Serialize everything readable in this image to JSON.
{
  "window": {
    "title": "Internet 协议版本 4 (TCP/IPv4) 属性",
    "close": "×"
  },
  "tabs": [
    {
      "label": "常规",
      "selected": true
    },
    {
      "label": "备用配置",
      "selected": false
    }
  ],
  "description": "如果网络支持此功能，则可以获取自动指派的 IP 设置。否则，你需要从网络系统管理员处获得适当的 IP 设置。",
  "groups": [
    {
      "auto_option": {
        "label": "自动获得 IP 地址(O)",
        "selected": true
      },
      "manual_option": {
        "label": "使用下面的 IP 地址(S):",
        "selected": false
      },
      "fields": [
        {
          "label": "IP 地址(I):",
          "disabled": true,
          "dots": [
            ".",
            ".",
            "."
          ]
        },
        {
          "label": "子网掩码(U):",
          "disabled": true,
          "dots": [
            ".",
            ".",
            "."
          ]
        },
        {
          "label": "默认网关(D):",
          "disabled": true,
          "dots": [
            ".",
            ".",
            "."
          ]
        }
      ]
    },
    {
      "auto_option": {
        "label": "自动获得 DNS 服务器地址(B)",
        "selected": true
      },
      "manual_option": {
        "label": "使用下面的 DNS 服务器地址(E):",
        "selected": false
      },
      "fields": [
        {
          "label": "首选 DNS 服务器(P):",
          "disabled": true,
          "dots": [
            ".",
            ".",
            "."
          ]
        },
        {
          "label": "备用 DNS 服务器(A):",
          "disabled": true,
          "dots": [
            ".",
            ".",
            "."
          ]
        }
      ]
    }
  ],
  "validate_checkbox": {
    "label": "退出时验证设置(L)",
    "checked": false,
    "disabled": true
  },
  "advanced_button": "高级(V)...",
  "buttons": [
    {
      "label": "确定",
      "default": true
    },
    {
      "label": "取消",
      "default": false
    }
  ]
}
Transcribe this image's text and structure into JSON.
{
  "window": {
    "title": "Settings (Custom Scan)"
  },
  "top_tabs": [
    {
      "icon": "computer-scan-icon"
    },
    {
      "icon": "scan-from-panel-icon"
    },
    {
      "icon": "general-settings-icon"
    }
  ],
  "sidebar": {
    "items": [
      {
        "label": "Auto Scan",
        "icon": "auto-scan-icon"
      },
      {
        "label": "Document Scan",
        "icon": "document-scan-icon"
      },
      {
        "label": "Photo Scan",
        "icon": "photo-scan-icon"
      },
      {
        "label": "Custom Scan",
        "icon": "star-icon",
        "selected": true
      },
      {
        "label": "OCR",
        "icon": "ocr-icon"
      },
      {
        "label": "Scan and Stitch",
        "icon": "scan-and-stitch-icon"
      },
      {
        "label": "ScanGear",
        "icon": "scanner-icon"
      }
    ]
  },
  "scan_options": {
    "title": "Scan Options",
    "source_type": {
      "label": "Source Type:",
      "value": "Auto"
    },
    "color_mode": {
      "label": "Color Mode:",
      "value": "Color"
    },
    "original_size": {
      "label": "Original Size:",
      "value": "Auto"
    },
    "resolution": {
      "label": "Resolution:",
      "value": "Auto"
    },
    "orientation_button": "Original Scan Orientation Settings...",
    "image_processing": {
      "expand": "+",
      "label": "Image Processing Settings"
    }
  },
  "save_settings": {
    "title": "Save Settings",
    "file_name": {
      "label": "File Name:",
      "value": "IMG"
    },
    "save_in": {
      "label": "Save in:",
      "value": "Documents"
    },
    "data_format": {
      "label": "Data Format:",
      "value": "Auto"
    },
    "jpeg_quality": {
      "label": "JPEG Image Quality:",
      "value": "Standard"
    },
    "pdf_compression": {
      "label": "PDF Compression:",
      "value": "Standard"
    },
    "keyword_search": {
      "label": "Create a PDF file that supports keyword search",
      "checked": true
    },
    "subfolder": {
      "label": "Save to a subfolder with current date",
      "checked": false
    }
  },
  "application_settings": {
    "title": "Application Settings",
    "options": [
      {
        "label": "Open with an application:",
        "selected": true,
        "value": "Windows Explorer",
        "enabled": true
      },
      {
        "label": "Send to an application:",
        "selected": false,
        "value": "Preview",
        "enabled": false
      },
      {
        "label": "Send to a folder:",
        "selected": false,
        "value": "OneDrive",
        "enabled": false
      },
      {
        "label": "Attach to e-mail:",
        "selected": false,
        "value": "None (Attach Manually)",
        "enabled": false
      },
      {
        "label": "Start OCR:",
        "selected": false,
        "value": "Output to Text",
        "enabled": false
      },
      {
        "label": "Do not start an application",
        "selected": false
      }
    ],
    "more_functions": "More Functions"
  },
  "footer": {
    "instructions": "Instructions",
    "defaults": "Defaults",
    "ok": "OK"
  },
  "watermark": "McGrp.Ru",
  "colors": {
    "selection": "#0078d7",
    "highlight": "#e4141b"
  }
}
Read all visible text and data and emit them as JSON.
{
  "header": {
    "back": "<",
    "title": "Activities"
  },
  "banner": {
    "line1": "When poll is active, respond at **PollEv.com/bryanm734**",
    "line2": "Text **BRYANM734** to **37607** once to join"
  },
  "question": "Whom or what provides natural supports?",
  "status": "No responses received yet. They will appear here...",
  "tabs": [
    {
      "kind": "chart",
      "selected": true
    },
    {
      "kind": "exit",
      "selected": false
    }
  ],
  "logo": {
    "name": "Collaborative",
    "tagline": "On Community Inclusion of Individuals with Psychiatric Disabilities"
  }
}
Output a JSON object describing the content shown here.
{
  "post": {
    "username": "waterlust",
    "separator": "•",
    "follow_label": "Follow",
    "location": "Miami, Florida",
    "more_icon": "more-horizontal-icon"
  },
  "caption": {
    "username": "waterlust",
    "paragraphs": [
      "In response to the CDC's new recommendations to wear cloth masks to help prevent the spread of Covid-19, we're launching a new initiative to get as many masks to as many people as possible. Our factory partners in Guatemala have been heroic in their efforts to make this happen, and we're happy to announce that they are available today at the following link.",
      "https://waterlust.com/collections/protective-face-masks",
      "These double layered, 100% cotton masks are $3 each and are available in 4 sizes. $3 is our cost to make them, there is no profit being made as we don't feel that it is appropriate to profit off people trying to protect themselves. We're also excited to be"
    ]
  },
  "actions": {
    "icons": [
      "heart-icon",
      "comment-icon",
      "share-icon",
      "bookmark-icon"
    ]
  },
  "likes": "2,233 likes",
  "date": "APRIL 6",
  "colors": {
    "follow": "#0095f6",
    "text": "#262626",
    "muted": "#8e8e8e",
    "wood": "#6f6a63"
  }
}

******

• Task statement:
Show every line in the records above that contains the word "Custom".

• Written solution:
    "title": "Settings (Custom Scan)"
        "label": "Custom Scan",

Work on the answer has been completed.